Task description >>
Take every line from the listing below that contains "Indústria".

Source records >>
%%

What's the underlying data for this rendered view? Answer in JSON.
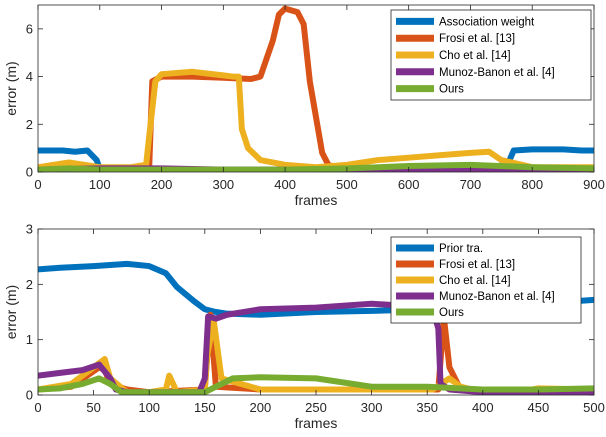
{
  "chart_data": [
    {
      "type": "line",
      "xlabel": "frames",
      "ylabel": "error (m)",
      "xlim": [
        0,
        900
      ],
      "ylim": [
        0,
        7
      ],
      "xticks": [
        0,
        100,
        200,
        300,
        400,
        500,
        600,
        700,
        800,
        900
      ],
      "yticks": [
        0,
        2,
        4,
        6
      ],
      "grid": false,
      "legend_position": "top-right",
      "series": [
        {
          "name": "Association weight",
          "color": "#0072bd",
          "x": [
            0,
            20,
            40,
            60,
            80,
            95,
            100,
            150,
            200,
            300,
            400,
            500,
            600,
            700,
            760,
            770,
            800,
            850,
            880,
            900
          ],
          "y": [
            0.9,
            0.9,
            0.9,
            0.85,
            0.9,
            0.5,
            0.1,
            0.15,
            0.1,
            0.1,
            0.1,
            0.05,
            0.05,
            0.1,
            0.3,
            0.9,
            0.95,
            0.95,
            0.9,
            0.9
          ]
        },
        {
          "name": "Frosi et al. [13]",
          "color": "#d95319",
          "x": [
            0,
            100,
            180,
            185,
            200,
            250,
            300,
            345,
            360,
            380,
            390,
            400,
            420,
            430,
            440,
            460,
            470,
            480,
            500,
            600,
            700,
            800,
            900
          ],
          "y": [
            0.2,
            0.15,
            0.2,
            3.8,
            4.0,
            4.0,
            3.95,
            3.9,
            4.0,
            5.5,
            6.6,
            6.85,
            6.7,
            6.2,
            3.8,
            0.8,
            0.3,
            0.2,
            0.15,
            0.1,
            0.1,
            0.1,
            0.1
          ]
        },
        {
          "name": "Cho et al. [14]",
          "color": "#edb120",
          "x": [
            0,
            50,
            100,
            150,
            175,
            180,
            190,
            200,
            250,
            300,
            315,
            325,
            330,
            340,
            360,
            400,
            450,
            500,
            550,
            600,
            650,
            700,
            730,
            750,
            800,
            900
          ],
          "y": [
            0.2,
            0.4,
            0.2,
            0.2,
            0.3,
            1.5,
            3.8,
            4.1,
            4.2,
            4.05,
            4.0,
            4.0,
            1.8,
            1.0,
            0.5,
            0.3,
            0.2,
            0.3,
            0.5,
            0.6,
            0.7,
            0.8,
            0.85,
            0.5,
            0.2,
            0.2
          ]
        },
        {
          "name": "Munoz-Banon et al. [4]",
          "color": "#7e2f8e",
          "x": [
            0,
            100,
            200,
            300,
            400,
            500,
            600,
            700,
            800,
            900
          ],
          "y": [
            0.1,
            0.15,
            0.15,
            0.1,
            0.1,
            0.05,
            0.05,
            0.1,
            0.1,
            0.1
          ]
        },
        {
          "name": "Ours",
          "color": "#77ac30",
          "x": [
            0,
            50,
            100,
            200,
            300,
            400,
            500,
            600,
            700,
            800,
            900
          ],
          "y": [
            0.1,
            0.15,
            0.1,
            0.1,
            0.1,
            0.1,
            0.15,
            0.25,
            0.3,
            0.2,
            0.15
          ]
        }
      ]
    },
    {
      "type": "line",
      "xlabel": "frames",
      "ylabel": "error (m)",
      "xlim": [
        0,
        500
      ],
      "ylim": [
        0,
        3
      ],
      "xticks": [
        0,
        50,
        100,
        150,
        200,
        250,
        300,
        350,
        400,
        450,
        500
      ],
      "yticks": [
        0,
        1,
        2,
        3
      ],
      "grid": false,
      "legend_position": "top-right",
      "series": [
        {
          "name": "Prior tra.",
          "color": "#0072bd",
          "x": [
            0,
            20,
            50,
            80,
            100,
            115,
            125,
            140,
            150,
            160,
            170,
            200,
            250,
            300,
            350,
            400,
            450,
            500
          ],
          "y": [
            2.27,
            2.3,
            2.33,
            2.37,
            2.33,
            2.2,
            1.95,
            1.7,
            1.55,
            1.5,
            1.47,
            1.45,
            1.5,
            1.52,
            1.55,
            1.6,
            1.65,
            1.72
          ]
        },
        {
          "name": "Frosi et al. [13]",
          "color": "#d95319",
          "x": [
            0,
            30,
            55,
            60,
            65,
            80,
            100,
            150,
            155,
            160,
            200,
            300,
            360,
            365,
            370,
            380,
            400,
            450,
            500
          ],
          "y": [
            0.1,
            0.15,
            0.5,
            0.45,
            0.2,
            0.1,
            0.05,
            0.1,
            1.45,
            0.15,
            0.1,
            0.1,
            0.1,
            1.4,
            0.5,
            0.1,
            0.05,
            0.05,
            0.05
          ]
        },
        {
          "name": "Cho et al. [14]",
          "color": "#edb120",
          "x": [
            0,
            30,
            50,
            60,
            65,
            80,
            100,
            115,
            118,
            125,
            150,
            152,
            158,
            165,
            200,
            300,
            355,
            370,
            380,
            400,
            430,
            450,
            500
          ],
          "y": [
            0.1,
            0.2,
            0.5,
            0.65,
            0.3,
            0.05,
            0.05,
            0.1,
            0.35,
            0.05,
            0.1,
            0.7,
            1.35,
            0.3,
            0.1,
            0.1,
            0.1,
            0.3,
            0.15,
            0.05,
            0.05,
            0.12,
            0.1
          ]
        },
        {
          "name": "Munoz-Banon et al. [4]",
          "color": "#7e2f8e",
          "x": [
            0,
            20,
            40,
            55,
            65,
            70,
            80,
            100,
            145,
            150,
            153,
            160,
            170,
            200,
            250,
            300,
            340,
            355,
            360,
            362,
            370,
            400,
            450,
            500
          ],
          "y": [
            0.35,
            0.4,
            0.45,
            0.55,
            0.3,
            0.1,
            0.05,
            0.05,
            0.05,
            0.3,
            1.42,
            1.38,
            1.45,
            1.55,
            1.58,
            1.65,
            1.6,
            1.55,
            1.2,
            0.2,
            0.1,
            0.05,
            0.05,
            0.05
          ]
        },
        {
          "name": "Ours",
          "color": "#77ac30",
          "x": [
            0,
            20,
            40,
            55,
            65,
            75,
            100,
            150,
            175,
            200,
            250,
            300,
            350,
            400,
            450,
            500
          ],
          "y": [
            0.1,
            0.12,
            0.2,
            0.3,
            0.2,
            0.05,
            0.05,
            0.05,
            0.3,
            0.32,
            0.3,
            0.15,
            0.15,
            0.1,
            0.1,
            0.12
          ]
        }
      ]
    }
  ]
}
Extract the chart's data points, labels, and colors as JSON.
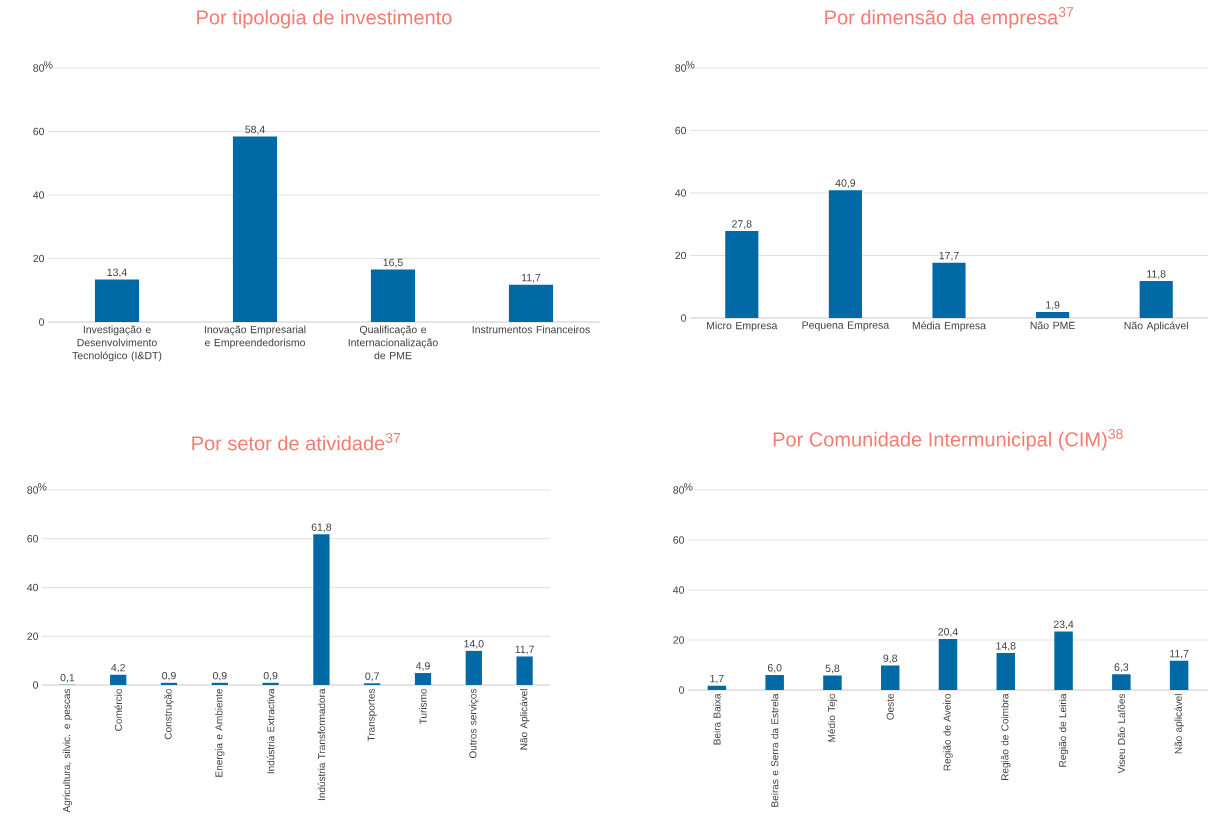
{
  "chart_data": [
    {
      "type": "bar",
      "title": "Por tipologia de investimento",
      "ylabel": "%",
      "categories": [
        "Investigação e Desenvolvimento Tecnológico (I&DT)",
        "Inovação Empresarial e Empreendedorismo",
        "Qualificação e Internacionalização de PME",
        "Instrumentos Financeiros"
      ],
      "values": [
        13.4,
        58.4,
        16.5,
        11.7
      ],
      "value_labels": [
        "13,4",
        "58,4",
        "16,5",
        "11,7"
      ],
      "color": "#0069a6",
      "ylim": [
        0,
        80
      ],
      "yticks": [
        0,
        20,
        40,
        60,
        80
      ],
      "grid": "y"
    },
    {
      "type": "bar",
      "title": "Por dimensão da empresa$^{37}$",
      "ylabel": "%",
      "categories": [
        "Micro Empresa",
        "Pequena Empresa",
        "Média Empresa",
        "Não PME",
        "Não Aplicável"
      ],
      "values": [
        27.8,
        40.9,
        17.7,
        1.9,
        11.8
      ],
      "value_labels": [
        "27,8",
        "40,9",
        "17,7",
        "1,9",
        "11,8"
      ],
      "color": "#0069a6",
      "ylim": [
        0,
        80
      ],
      "yticks": [
        0,
        20,
        40,
        60,
        80
      ],
      "grid": "y"
    },
    {
      "type": "bar",
      "title": "Por setor de atividade$^{37}$",
      "ylabel": "%",
      "categories": [
        "Agricultura, silvic. e pescas",
        "Comércio",
        "Construção",
        "Energia e Ambiente",
        "Indústria Extractiva",
        "Indústria Transformadora",
        "Transportes",
        "Turismo",
        "Outros serviços",
        "Não Aplicável"
      ],
      "values": [
        0.1,
        4.2,
        0.9,
        0.9,
        0.9,
        61.8,
        0.7,
        4.9,
        14.0,
        11.7
      ],
      "value_labels": [
        "0,1",
        "4,2",
        "0,9",
        "0,9",
        "0,9",
        "61,8",
        "0,7",
        "4,9",
        "14,0",
        "11,7"
      ],
      "color": "#0069a6",
      "ylim": [
        0,
        80
      ],
      "yticks": [
        0,
        20,
        40,
        60,
        80
      ],
      "grid": "y"
    },
    {
      "type": "bar",
      "title": "Por Comunidade  Intermunicipal (CIM)$^{38}$",
      "ylabel": "%",
      "categories": [
        "Beira Baixa",
        "Beiras e Serra da Estrela",
        "Médio Tejo",
        "Oeste",
        "Região de Aveiro",
        "Região de Coimbra",
        "Região de Leiria",
        "Viseu Dão Lafões",
        "Não aplicável"
      ],
      "values": [
        1.7,
        6.0,
        5.8,
        9.8,
        20.4,
        14.8,
        23.4,
        6.3,
        11.7
      ],
      "value_labels": [
        "1,7",
        "6,0",
        "5,8",
        "9,8",
        "20,4",
        "14,8",
        "23,4",
        "6,3",
        "11,7"
      ],
      "color": "#0069a6",
      "ylim": [
        0,
        80
      ],
      "yticks": [
        0,
        20,
        40,
        60,
        80
      ],
      "grid": "y"
    }
  ]
}
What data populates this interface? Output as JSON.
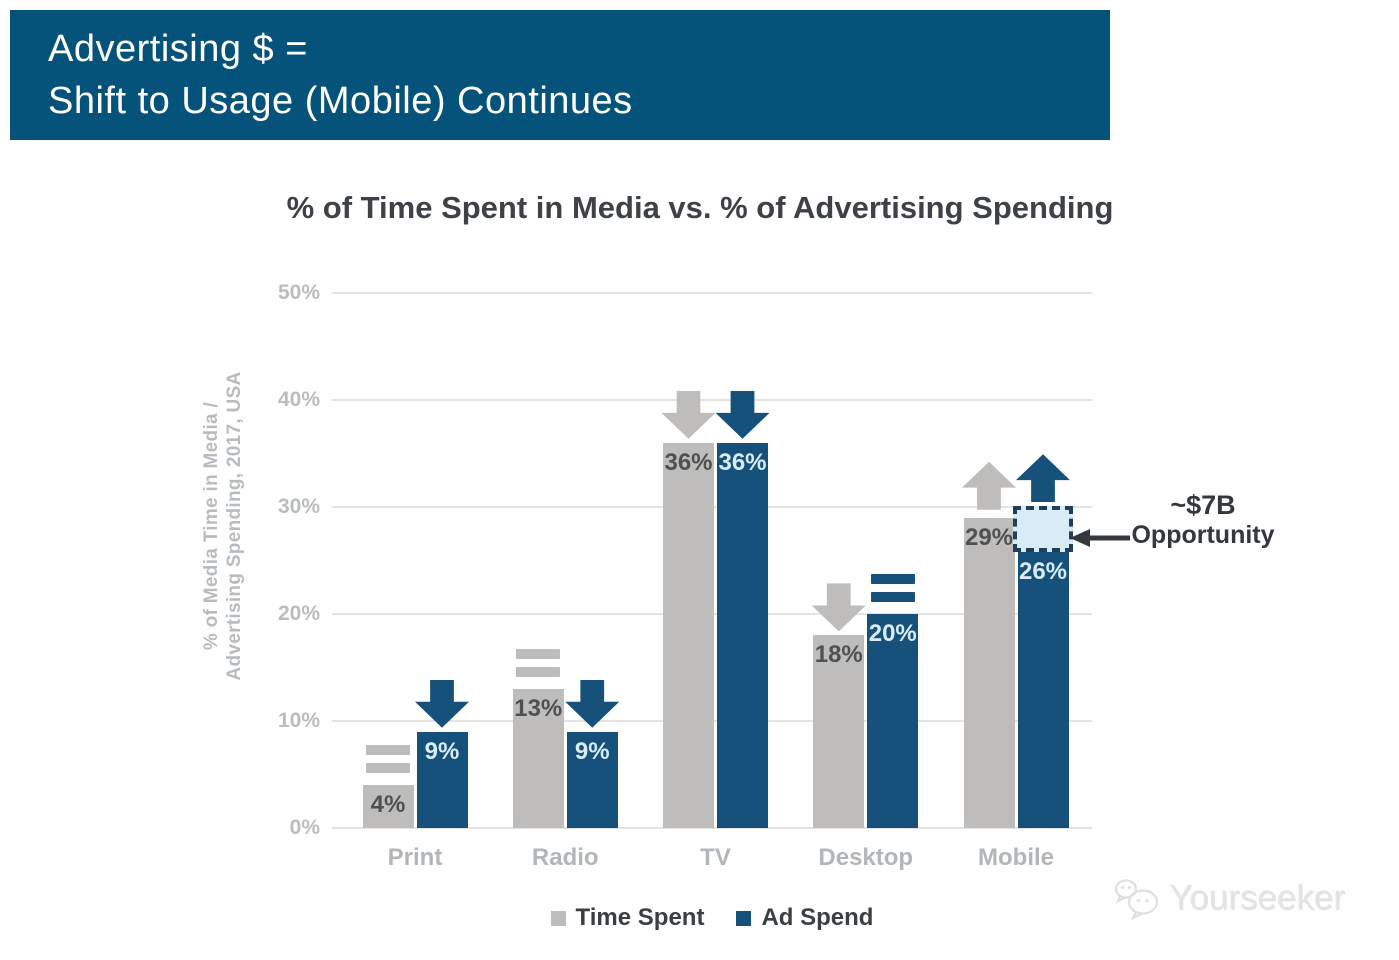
{
  "header": {
    "line1": "Advertising $ =",
    "line2": "Shift to Usage (Mobile) Continues"
  },
  "chart_data": {
    "type": "bar",
    "title": "% of Time Spent in Media vs. % of Advertising Spending",
    "ylabel": [
      "% of Media Time in Media /",
      "Advertising Spending, 2017, USA"
    ],
    "categories": [
      "Print",
      "Radio",
      "TV",
      "Desktop",
      "Mobile"
    ],
    "series": [
      {
        "name": "Time Spent",
        "color": "#bebdbb",
        "values": [
          4,
          13,
          36,
          18,
          29
        ],
        "labels": [
          "4%",
          "13%",
          "36%",
          "18%",
          "29%"
        ],
        "trend_markers": [
          "equal",
          "equal",
          "down",
          "down",
          "up"
        ]
      },
      {
        "name": "Ad Spend",
        "color": "#15517b",
        "values": [
          9,
          9,
          36,
          20,
          26
        ],
        "labels": [
          "9%",
          "9%",
          "36%",
          "20%",
          "26%"
        ],
        "trend_markers": [
          "down",
          "down",
          "down",
          "equal",
          "up"
        ]
      }
    ],
    "y_ticks": [
      {
        "value": 0,
        "label": "0%"
      },
      {
        "value": 10,
        "label": "10%"
      },
      {
        "value": 20,
        "label": "20%"
      },
      {
        "value": 30,
        "label": "30%"
      },
      {
        "value": 40,
        "label": "40%"
      },
      {
        "value": 50,
        "label": "50%"
      }
    ],
    "ylim": [
      0,
      50
    ],
    "grid": true,
    "legend_position": "bottom",
    "annotation": {
      "line1": "~$7B",
      "line2": "Opportunity",
      "category": "Mobile",
      "series": "Ad Spend",
      "box_range": [
        26,
        29.7
      ]
    }
  },
  "colors": {
    "header_bg": "#05537b",
    "bar_gray": "#bebdbb",
    "bar_blue": "#15517b",
    "gridline": "#e4e4e4",
    "label_on_gray": "#4e5052",
    "label_on_blue": "#d9ecf8",
    "opportunity_fill": "#d9ebf7",
    "opportunity_border": "#1f3f5d",
    "annotation_text": "#34383d"
  },
  "watermark": {
    "text": "Yourseeker"
  }
}
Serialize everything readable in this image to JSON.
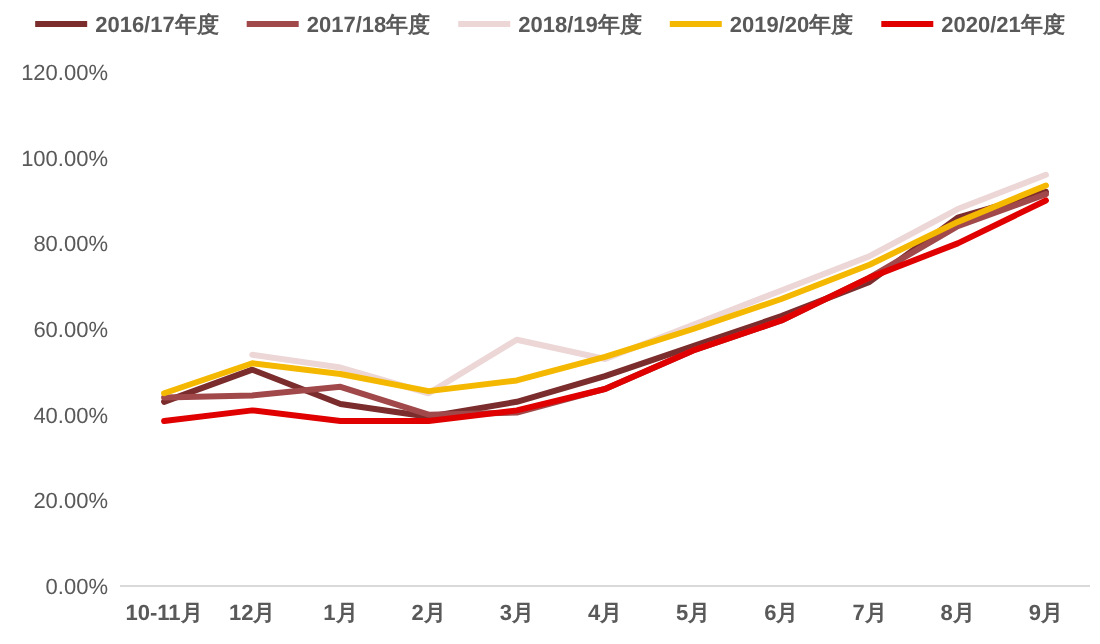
{
  "chart_data": {
    "type": "line",
    "categories": [
      "10-11月",
      "12月",
      "1月",
      "2月",
      "3月",
      "4月",
      "5月",
      "6月",
      "7月",
      "8月",
      "9月"
    ],
    "series": [
      {
        "name": "2016/17年度",
        "color": "#7b2c2c",
        "values": [
          43,
          50.5,
          42.5,
          39.5,
          43,
          49,
          56,
          63,
          71,
          86,
          92
        ]
      },
      {
        "name": "2017/18年度",
        "color": "#a0484a",
        "values": [
          44,
          44.5,
          46.5,
          40,
          40.5,
          46,
          55,
          62,
          72,
          84,
          91.5
        ]
      },
      {
        "name": "2018/19年度",
        "color": "#ecd6d6",
        "values": [
          null,
          54,
          51,
          45,
          57.5,
          53,
          61,
          69,
          77,
          88,
          96
        ]
      },
      {
        "name": "2019/20年度",
        "color": "#f5b800",
        "values": [
          45,
          52,
          49.5,
          45.5,
          48,
          53.5,
          60,
          67,
          75,
          85,
          93.5
        ]
      },
      {
        "name": "2020/21年度",
        "color": "#e00000",
        "values": [
          38.5,
          41,
          38.5,
          38.5,
          41,
          46,
          55,
          62,
          72,
          80,
          90
        ]
      }
    ],
    "ylim": [
      0,
      120
    ],
    "yticks": [
      {
        "value": 0,
        "label": "0.00%"
      },
      {
        "value": 20,
        "label": "20.00%"
      },
      {
        "value": 40,
        "label": "40.00%"
      },
      {
        "value": 60,
        "label": "60.00%"
      },
      {
        "value": 80,
        "label": "80.00%"
      },
      {
        "value": 100,
        "label": "100.00%"
      },
      {
        "value": 120,
        "label": "120.00%"
      }
    ],
    "legend": "top"
  }
}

%%

Problem solution >>
        "Indústria Extractiva",
        "Indústria Transformadora",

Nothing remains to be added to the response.